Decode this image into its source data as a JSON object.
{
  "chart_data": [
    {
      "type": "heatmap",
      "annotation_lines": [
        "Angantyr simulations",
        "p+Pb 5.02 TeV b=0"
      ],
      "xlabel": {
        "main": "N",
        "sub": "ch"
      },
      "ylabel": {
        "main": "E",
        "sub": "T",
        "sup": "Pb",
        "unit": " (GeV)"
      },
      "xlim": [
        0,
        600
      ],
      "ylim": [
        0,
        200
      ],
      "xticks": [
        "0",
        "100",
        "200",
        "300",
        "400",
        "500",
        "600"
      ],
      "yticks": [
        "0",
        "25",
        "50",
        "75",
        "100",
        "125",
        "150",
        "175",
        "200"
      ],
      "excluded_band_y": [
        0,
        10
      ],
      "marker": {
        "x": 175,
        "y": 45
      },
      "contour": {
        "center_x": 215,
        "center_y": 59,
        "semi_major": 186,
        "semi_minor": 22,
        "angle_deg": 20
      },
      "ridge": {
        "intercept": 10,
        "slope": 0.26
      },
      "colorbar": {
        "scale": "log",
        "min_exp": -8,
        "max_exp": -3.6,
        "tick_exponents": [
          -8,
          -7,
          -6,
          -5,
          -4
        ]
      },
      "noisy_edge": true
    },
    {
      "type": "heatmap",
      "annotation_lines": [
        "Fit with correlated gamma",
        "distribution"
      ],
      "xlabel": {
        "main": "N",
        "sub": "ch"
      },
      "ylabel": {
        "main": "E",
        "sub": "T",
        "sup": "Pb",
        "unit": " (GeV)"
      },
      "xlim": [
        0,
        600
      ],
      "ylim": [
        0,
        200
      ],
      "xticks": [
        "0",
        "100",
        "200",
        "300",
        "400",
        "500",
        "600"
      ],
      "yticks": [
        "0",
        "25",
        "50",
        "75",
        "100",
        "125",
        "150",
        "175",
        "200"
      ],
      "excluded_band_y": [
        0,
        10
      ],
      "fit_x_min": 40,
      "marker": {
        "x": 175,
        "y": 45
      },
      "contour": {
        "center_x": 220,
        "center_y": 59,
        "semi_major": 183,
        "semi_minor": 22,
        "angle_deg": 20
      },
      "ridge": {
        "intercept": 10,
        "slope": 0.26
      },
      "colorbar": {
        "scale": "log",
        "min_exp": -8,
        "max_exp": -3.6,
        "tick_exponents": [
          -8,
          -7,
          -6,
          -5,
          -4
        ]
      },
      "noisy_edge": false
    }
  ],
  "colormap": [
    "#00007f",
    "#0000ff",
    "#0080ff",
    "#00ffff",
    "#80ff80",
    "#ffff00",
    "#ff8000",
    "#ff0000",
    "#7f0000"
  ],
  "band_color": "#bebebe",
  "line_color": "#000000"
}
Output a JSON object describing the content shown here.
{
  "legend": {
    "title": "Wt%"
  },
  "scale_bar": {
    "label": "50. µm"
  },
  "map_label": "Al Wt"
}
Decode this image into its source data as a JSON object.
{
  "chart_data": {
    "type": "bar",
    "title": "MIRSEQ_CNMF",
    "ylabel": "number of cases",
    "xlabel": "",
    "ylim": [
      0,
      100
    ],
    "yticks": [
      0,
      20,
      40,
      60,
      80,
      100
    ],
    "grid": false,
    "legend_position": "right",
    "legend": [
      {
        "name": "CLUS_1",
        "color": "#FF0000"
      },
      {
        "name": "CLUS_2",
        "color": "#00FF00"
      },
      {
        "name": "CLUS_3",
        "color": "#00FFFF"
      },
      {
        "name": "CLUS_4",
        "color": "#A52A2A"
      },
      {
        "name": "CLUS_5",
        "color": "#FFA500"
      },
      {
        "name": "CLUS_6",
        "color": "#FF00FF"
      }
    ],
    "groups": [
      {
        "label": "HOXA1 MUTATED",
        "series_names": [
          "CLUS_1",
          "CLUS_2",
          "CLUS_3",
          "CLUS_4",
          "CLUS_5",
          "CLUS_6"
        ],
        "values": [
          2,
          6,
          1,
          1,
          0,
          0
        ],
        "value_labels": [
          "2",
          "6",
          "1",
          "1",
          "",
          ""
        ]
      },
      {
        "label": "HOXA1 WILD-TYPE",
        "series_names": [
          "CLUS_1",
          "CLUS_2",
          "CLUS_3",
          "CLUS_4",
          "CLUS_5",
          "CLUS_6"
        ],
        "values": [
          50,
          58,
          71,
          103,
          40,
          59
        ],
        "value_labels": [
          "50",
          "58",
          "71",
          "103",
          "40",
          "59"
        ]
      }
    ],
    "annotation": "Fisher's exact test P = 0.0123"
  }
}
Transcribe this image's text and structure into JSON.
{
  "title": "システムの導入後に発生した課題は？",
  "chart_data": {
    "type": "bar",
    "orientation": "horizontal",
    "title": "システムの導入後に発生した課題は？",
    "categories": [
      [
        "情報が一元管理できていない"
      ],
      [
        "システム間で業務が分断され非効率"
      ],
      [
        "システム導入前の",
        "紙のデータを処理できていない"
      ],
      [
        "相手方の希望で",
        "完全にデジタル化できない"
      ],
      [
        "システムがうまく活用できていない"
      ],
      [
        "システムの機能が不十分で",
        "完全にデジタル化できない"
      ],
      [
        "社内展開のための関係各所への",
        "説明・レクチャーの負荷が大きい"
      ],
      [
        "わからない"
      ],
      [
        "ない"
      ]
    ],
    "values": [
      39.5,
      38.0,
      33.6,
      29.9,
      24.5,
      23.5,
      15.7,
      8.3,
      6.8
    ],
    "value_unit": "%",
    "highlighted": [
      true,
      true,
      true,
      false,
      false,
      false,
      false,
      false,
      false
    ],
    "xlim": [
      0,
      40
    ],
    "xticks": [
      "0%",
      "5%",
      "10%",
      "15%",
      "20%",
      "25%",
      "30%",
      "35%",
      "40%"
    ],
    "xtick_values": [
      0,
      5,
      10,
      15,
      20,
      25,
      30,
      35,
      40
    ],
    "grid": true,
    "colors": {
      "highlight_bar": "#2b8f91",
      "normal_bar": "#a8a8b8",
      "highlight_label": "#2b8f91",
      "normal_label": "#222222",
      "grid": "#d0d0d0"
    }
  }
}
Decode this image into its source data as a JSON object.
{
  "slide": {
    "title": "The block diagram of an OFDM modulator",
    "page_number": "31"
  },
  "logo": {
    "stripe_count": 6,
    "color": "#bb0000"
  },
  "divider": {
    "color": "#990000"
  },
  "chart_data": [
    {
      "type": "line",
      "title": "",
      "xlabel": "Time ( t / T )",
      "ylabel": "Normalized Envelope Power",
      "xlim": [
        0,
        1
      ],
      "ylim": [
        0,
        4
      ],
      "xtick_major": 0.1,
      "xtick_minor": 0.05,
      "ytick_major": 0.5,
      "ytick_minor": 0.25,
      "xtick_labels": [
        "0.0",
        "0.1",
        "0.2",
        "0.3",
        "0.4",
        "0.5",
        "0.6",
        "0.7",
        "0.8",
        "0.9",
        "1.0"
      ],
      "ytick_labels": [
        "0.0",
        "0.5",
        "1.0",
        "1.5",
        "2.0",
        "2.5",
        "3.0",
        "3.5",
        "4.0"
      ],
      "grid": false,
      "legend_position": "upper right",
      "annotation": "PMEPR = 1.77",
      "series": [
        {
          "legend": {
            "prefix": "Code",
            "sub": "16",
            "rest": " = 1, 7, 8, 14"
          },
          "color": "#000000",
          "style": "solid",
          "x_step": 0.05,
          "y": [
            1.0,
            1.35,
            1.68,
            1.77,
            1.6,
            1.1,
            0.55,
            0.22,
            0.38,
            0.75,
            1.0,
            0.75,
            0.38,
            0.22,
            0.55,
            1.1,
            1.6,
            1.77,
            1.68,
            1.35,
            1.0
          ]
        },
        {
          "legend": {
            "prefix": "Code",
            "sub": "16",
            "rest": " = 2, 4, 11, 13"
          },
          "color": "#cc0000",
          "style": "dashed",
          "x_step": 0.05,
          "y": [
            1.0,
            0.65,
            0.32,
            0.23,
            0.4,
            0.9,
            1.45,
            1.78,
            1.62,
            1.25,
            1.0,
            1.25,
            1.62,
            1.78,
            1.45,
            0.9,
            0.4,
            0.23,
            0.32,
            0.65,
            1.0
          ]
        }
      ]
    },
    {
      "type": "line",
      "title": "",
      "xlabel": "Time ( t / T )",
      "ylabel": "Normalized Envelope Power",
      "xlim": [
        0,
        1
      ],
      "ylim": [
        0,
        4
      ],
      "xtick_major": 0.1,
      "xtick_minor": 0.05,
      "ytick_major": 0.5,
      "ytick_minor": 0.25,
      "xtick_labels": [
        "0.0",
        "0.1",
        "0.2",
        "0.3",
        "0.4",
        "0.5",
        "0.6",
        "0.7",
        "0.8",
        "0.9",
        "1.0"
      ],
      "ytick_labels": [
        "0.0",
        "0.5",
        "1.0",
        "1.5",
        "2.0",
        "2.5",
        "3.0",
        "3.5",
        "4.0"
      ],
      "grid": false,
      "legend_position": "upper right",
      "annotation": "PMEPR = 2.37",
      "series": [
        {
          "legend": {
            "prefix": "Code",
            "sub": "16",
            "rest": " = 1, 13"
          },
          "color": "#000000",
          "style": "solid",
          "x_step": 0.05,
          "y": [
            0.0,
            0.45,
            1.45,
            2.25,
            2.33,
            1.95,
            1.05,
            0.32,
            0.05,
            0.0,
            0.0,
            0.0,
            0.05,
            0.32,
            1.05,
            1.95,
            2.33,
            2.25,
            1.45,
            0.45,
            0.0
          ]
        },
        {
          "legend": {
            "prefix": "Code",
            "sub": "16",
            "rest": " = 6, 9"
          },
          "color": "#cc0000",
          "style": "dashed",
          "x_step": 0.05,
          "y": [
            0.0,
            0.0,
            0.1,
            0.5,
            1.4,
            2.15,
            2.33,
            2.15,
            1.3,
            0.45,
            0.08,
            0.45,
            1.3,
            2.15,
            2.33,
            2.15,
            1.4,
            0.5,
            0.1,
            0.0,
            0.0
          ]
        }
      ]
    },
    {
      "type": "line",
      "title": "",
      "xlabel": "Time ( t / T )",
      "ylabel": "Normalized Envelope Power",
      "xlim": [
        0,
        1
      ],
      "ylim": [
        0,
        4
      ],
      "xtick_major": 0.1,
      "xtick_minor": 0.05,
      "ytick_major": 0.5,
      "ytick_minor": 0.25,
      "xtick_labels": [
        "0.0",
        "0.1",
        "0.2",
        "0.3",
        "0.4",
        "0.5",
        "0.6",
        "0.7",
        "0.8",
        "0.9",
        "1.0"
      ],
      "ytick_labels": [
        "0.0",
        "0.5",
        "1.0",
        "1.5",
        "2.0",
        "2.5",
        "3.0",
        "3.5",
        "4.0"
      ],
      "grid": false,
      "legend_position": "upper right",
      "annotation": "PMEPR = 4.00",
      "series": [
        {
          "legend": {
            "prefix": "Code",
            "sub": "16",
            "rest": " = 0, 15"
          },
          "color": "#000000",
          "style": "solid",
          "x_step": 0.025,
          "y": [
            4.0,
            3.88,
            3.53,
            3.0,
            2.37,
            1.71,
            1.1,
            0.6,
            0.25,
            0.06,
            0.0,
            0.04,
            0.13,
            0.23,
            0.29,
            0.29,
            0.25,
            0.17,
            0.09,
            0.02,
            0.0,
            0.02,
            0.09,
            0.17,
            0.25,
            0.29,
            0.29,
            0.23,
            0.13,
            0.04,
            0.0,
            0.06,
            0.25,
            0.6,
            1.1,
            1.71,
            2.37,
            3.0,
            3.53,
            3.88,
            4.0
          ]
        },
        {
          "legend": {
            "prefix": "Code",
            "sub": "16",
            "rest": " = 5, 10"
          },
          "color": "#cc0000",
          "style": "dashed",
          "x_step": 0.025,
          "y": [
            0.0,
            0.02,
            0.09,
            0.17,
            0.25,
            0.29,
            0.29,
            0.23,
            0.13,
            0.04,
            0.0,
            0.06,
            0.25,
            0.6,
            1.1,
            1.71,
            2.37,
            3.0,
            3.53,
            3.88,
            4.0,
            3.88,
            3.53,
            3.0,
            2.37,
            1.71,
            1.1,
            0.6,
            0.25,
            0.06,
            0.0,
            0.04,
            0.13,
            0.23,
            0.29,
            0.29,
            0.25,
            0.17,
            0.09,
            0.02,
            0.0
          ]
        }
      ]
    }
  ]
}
====
### [WRITTEN TASK]
From the data above, copy out every line with the string "rest" in it.

### [FULL RESPONSE]
            "rest": " = 1, 7, 8, 14"
            "rest": " = 2, 4, 11, 13"
            "rest": " = 1, 13"
            "rest": " = 6, 9"
            "rest": " = 0, 15"
            "rest": " = 5, 10"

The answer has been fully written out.